## What needs to be done
Using the records provided below, locate and copy each line that contains the word "Daerah".

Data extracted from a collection

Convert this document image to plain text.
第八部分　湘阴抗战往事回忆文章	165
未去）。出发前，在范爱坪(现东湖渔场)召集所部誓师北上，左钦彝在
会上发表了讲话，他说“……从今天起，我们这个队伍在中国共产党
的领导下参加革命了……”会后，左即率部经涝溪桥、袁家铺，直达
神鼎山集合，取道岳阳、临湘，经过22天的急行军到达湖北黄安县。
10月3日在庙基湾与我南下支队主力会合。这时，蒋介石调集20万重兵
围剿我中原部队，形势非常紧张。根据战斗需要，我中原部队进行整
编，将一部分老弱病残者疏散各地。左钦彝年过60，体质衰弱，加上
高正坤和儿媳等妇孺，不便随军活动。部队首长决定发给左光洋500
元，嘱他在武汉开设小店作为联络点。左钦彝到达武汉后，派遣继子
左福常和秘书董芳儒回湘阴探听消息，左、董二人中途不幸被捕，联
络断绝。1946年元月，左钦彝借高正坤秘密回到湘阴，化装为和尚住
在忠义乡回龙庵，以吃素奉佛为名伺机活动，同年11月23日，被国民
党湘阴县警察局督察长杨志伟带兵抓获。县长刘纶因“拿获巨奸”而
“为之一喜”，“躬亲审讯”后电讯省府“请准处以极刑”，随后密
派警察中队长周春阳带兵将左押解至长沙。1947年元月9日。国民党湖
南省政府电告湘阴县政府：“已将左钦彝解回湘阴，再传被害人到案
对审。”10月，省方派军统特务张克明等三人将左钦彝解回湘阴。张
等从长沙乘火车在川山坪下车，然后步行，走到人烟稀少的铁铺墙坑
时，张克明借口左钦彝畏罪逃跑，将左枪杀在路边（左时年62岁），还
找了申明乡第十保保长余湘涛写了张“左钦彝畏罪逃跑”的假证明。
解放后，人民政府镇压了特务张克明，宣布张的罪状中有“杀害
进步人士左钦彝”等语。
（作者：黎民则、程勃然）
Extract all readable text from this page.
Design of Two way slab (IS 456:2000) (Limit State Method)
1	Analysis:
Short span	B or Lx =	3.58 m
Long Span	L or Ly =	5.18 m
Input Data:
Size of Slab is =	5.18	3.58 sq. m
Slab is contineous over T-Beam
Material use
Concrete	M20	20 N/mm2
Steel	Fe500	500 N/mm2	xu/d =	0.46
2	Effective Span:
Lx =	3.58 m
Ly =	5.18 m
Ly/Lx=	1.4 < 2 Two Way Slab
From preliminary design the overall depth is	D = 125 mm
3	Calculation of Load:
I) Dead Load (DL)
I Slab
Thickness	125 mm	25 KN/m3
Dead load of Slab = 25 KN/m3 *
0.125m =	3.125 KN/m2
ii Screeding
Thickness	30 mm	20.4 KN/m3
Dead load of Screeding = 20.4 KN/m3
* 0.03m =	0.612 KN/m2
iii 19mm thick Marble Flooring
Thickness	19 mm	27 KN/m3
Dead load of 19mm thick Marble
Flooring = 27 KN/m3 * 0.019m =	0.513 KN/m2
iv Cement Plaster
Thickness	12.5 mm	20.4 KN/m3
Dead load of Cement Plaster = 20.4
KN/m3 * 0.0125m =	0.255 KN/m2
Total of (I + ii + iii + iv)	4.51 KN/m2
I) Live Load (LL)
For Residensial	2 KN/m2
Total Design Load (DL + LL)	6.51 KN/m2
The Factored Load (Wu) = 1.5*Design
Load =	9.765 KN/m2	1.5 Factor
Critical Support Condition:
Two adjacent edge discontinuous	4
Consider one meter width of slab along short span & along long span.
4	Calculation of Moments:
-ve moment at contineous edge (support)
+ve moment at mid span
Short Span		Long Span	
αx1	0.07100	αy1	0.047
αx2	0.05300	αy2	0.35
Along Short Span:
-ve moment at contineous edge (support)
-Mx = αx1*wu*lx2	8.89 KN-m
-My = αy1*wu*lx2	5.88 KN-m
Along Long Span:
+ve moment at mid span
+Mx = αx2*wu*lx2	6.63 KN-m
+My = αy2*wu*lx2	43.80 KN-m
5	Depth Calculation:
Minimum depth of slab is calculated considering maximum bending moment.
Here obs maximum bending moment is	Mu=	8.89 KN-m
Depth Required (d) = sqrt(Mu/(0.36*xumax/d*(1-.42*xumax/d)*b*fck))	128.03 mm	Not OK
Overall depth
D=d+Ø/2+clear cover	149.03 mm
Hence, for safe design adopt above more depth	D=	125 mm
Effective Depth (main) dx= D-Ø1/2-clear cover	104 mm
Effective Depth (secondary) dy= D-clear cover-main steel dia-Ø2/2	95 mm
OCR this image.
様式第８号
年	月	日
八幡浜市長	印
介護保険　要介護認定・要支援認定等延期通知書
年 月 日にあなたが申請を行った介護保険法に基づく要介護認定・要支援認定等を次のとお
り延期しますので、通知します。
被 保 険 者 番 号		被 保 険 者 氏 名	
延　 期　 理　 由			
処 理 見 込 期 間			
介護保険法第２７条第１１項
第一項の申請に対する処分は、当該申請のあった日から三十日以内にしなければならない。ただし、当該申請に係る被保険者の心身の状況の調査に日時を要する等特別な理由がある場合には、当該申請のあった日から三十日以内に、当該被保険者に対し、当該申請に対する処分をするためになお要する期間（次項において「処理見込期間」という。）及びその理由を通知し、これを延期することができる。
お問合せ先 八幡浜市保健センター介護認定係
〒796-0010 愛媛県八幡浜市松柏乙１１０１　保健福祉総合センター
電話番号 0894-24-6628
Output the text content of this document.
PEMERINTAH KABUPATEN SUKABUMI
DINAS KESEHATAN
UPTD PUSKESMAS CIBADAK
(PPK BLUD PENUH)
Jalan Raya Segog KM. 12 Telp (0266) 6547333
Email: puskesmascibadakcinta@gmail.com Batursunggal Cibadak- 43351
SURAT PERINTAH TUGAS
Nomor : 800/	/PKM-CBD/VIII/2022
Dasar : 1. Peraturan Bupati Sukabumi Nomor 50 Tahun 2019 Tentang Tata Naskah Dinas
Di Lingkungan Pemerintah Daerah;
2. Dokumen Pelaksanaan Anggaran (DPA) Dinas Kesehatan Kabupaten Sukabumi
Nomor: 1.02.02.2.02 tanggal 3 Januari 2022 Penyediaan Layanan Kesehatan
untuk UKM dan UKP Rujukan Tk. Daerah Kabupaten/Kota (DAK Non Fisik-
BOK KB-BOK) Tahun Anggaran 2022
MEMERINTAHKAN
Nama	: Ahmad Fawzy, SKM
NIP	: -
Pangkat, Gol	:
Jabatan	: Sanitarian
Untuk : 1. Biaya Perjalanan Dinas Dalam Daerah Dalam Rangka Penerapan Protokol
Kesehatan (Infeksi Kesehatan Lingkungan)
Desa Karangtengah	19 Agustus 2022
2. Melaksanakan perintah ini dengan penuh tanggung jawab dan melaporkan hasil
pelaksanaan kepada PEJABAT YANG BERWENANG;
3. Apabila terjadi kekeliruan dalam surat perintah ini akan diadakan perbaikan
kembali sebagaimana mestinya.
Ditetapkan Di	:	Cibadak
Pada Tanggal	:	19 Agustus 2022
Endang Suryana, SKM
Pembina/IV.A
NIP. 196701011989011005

## The response
Di Lingkungan Pemerintah Daerah;
untuk UKM dan UKP Rujukan Tk. Daerah Kabupaten/Kota (DAK Non Fisik-
Untuk : 1. Biaya Perjalanan Dinas Dalam Daerah Dalam Rangka Penerapan Protokol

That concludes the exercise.